-- Data supplied --
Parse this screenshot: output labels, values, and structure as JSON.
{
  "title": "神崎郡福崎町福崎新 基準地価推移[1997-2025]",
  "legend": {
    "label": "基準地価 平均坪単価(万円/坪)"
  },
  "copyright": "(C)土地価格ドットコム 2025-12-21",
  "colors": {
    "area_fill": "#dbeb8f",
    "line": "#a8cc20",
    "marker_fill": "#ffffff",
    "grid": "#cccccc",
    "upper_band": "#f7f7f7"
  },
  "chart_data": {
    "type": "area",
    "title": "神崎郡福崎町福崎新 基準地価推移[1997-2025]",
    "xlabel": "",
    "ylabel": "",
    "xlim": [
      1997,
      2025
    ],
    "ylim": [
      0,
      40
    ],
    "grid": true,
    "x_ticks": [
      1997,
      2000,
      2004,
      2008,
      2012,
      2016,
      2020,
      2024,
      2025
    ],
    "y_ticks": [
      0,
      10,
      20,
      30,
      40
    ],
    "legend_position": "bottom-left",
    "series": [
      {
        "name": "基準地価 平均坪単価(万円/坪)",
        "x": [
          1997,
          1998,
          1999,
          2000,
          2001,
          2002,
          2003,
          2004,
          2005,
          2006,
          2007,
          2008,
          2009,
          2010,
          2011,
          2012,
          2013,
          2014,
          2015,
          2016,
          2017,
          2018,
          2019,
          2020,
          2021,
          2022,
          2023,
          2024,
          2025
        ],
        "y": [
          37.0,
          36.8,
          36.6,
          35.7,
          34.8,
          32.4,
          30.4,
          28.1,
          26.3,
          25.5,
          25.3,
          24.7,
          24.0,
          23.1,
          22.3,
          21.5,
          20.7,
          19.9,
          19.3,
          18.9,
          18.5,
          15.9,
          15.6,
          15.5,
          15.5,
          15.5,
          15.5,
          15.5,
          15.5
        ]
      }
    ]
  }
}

-- What needs to be done --
Write each line above out exactly.

-- Written reply --
Parse this screenshot: output labels, values, and structure as JSON.
{
  "title": "神崎郡福崎町福崎新 基準地価推移[1997-2025]",
  "legend": {
    "label": "基準地価 平均坪単価(万円/坪)"
  },
  "copyright": "(C)土地価格ドットコム 2025-12-21",
  "colors": {
    "area_fill": "#dbeb8f",
    "line": "#a8cc20",
    "marker_fill": "#ffffff",
    "grid": "#cccccc",
    "upper_band": "#f7f7f7"
  },
  "chart_data": {
    "type": "area",
    "title": "神崎郡福崎町福崎新 基準地価推移[1997-2025]",
    "xlabel": "",
    "ylabel": "",
    "xlim": [
      1997,
      2025
    ],
    "ylim": [
      0,
      40
    ],
    "grid": true,
    "x_ticks": [
      1997,
      2000,
      2004,
      2008,
      2012,
      2016,
      2020,
      2024,
      2025
    ],
    "y_ticks": [
      0,
      10,
      20,
      30,
      40
    ],
    "legend_position": "bottom-left",
    "series": [
      {
        "name": "基準地価 平均坪単価(万円/坪)",
        "x": [
          1997,
          1998,
          1999,
          2000,
          2001,
          2002,
          2003,
          2004,
          2005,
          2006,
          2007,
          2008,
          2009,
          2010,
          2011,
          2012,
          2013,
          2014,
          2015,
          2016,
          2017,
          2018,
          2019,
          2020,
          2021,
          2022,
          2023,
          2024,
          2025
        ],
        "y": [
          37.0,
          36.8,
          36.6,
          35.7,
          34.8,
          32.4,
          30.4,
          28.1,
          26.3,
          25.5,
          25.3,
          24.7,
          24.0,
          23.1,
          22.3,
          21.5,
          20.7,
          19.9,
          19.3,
          18.9,
          18.5,
          15.9,
          15.6,
          15.5,
          15.5,
          15.5,
          15.5,
          15.5,
          15.5
        ]
      }
    ]
  }
}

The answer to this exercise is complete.